Frente a esta euforia mediática, el PRI juega con descaro. Su nueva propaganda pregunta: “¿Nos extrañas?” ¿En verdad creen que extrañamos cuando la palabra democracia se deletreaba en tres letras —PRI— y un solo partido? ¿Extrañamos las elecciones de “carro completo”, la prensa amordazada, la represión a estudiantes y campesinos, la corrupción como política estatal? ¿Existe una pizca de anhelo en algo tan atroz como esto? No es simple nostalgia: es la normalización de la impunidad convertida en espectáculo.
Hoy el PRI se enfrenta a un dilema existencial. ¿Renacerá de las cenizas cual ave fénix o estamos presenciando su funeral oficial? La pregunta incomoda porque la respuesta es obvia: el PRI nunca murió. Mutó de nombre, se recicló en colores, pero su esencia sigue viva. No en ellos, sino en nosotros, en la estructura política que permitimos seguir intacta. Aquí es donde resuena la advertencia de que México es “la dictadura perfecta”: un régimen tan sofisticado que parece democracia, un autoritarismo que no necesita tanques en la calle porque controla las reglas del juego.
La reflexión es brutalmente vigente. Hoy en día, mientras MORENA replica viejas prácticas —la concentración de poder, el culto al líder, el acoso a instituciones autónomas—, entender la historia del PRI no es un ejercicio de nostalgia. Es un manual de supervivencia democrática. Si la memoria se usa como entretenimiento, deja de ser memoria y se vuelve complicidad. No puede rebajarse al morbo: debe volverse vigilancia para no volver a ceder ante el poder.
El valor del documental no dependerá de Denise Maerker, sino de nosotros como espectadores. Porque no basta con ver, hay que observar; no basta con escuchar, hay que investigar. El peligro es claro: si seguimos romantizando a nuestros verdugos, si seguimos mirando la política como si fuera un show de Netflix, la historia volverá a repetirse. No con un hombre fuerte como dictador, sino con un partido entero que perfecciona la maquinaria del autoritarismo con nuevos colores.
El despertar democrático de México no ocurrirá hasta que entendamos que, si no rompemos con esta dictadura perfecta, pronto, quizás en unas décadas, tendremos que estrenar otra Crónica del fin.

(Entradas de elementos de maquetación)
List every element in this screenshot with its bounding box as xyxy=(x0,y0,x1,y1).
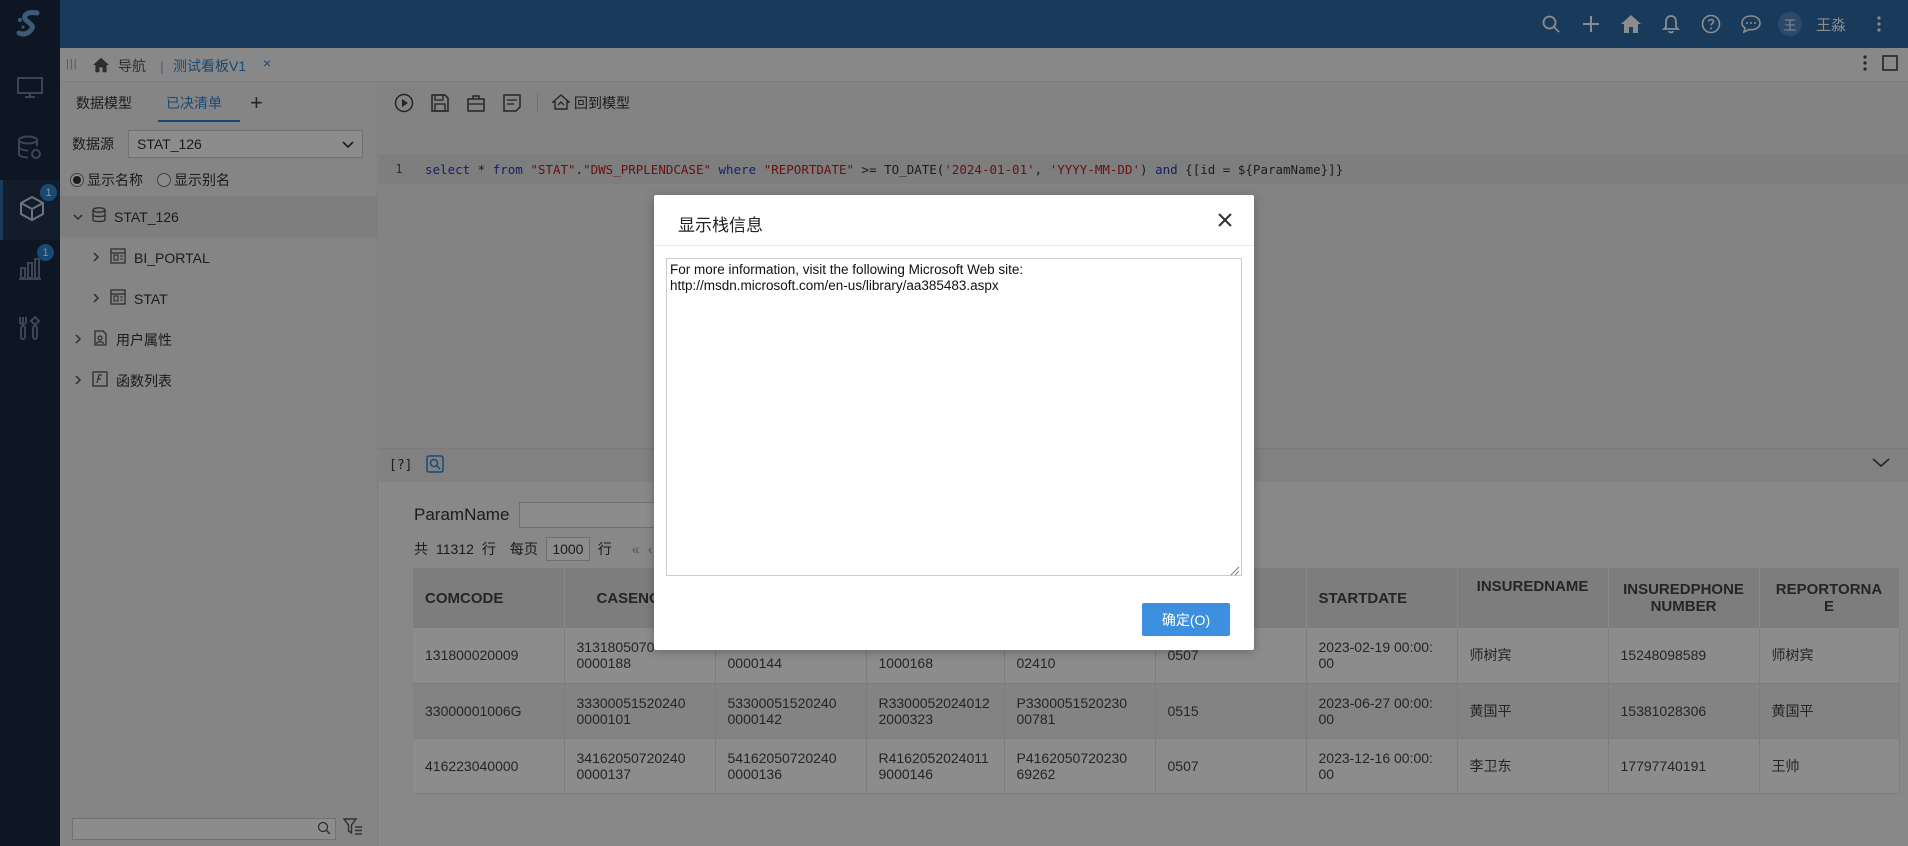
dialog-title: 显示栈信息 xyxy=(678,216,763,235)
close-icon[interactable] xyxy=(1214,209,1236,231)
ok-button[interactable]: 确定(O) xyxy=(1142,603,1230,636)
stack-message-textarea[interactable]: For more information, visit the followin… xyxy=(666,258,1242,576)
stack-info-dialog: 显示栈信息 For more information, visit the fo… xyxy=(654,195,1254,650)
resize-handle-icon[interactable] xyxy=(1230,563,1240,580)
dialog-divider xyxy=(654,245,1254,246)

### TAREAS
1. Según el fragmento sobre el PRI, ¿qué pregunta la nueva propaganda de ese partido?
2. Copia literalmente el pasaje del fragmento sobre el PRI desde "Hoy el PRI se" hasta "reglas del juego.", incluidas ambas expresiones.

### RESPUESTAS ESCRITAS
1. La nueva propaganda del PRI pregunta: “¿Nos extrañas?”

2.
Hoy el PRI se enfrenta a un dilema existencial. ¿Renacerá de las cenizas cual ave fénix o estamos presenciando su funeral oficial? La pregunta incomoda porque la respuesta es obvia: el PRI nunca murió. Mutó de nombre, se recicló en colores, pero su esencia sigue viva. No en ellos, sino en nosotros, en la estructura política que permitimos seguir intacta. Aquí es donde resuena la advertencia de que México es “la dictadura perfecta”: un régimen tan sofisticado que parece democracia, un autoritarismo que no necesita tanques en la calle porque controla las reglas del juego.